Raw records
------
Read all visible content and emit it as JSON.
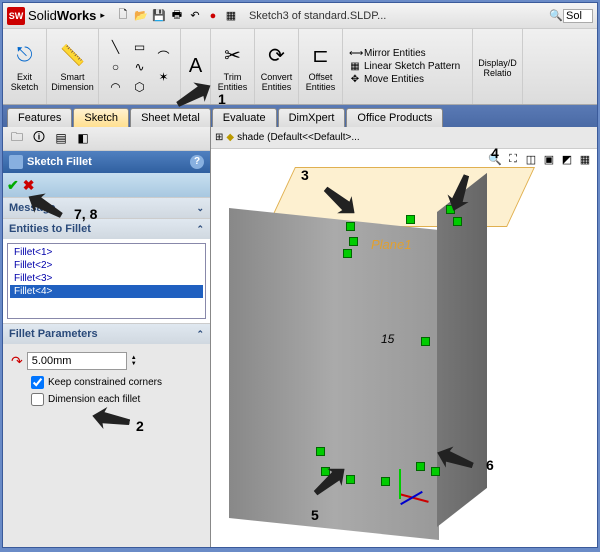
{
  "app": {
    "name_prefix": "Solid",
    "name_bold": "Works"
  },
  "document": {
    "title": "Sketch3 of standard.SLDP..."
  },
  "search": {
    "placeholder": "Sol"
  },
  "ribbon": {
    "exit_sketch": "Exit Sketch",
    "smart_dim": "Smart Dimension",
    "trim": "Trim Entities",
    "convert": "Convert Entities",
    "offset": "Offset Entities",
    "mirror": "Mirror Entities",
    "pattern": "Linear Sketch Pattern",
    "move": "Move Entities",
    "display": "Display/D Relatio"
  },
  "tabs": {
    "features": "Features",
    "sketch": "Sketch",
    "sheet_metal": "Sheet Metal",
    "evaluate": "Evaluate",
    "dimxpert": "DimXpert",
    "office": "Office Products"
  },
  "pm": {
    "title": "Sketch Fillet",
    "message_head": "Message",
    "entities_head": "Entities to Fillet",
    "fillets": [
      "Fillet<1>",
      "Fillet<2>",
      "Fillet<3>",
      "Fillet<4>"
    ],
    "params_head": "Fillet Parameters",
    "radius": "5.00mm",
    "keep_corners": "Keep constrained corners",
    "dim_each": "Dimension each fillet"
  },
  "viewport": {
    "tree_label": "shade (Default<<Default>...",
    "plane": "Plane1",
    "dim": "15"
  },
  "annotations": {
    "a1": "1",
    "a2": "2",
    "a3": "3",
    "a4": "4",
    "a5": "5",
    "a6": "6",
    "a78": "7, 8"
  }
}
------
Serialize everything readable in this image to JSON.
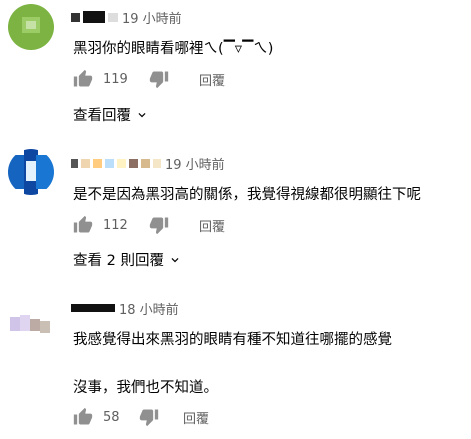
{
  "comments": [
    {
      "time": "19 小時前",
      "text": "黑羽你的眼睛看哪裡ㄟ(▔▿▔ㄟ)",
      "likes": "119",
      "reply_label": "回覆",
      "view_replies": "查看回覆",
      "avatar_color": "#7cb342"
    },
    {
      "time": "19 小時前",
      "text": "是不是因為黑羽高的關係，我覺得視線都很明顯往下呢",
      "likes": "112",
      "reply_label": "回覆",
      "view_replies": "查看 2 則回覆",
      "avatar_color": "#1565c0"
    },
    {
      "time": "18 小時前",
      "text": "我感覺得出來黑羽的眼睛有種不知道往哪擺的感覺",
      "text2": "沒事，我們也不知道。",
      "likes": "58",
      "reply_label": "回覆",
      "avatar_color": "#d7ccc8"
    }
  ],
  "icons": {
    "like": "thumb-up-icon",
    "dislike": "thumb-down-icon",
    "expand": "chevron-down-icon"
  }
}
------
▶ _Objective_
Write out each line of the data that holds the string "JSON".

▶ _Exercise response_
Read all visible content and emit it as JSON.
Serialize everything readable in this image to JSON.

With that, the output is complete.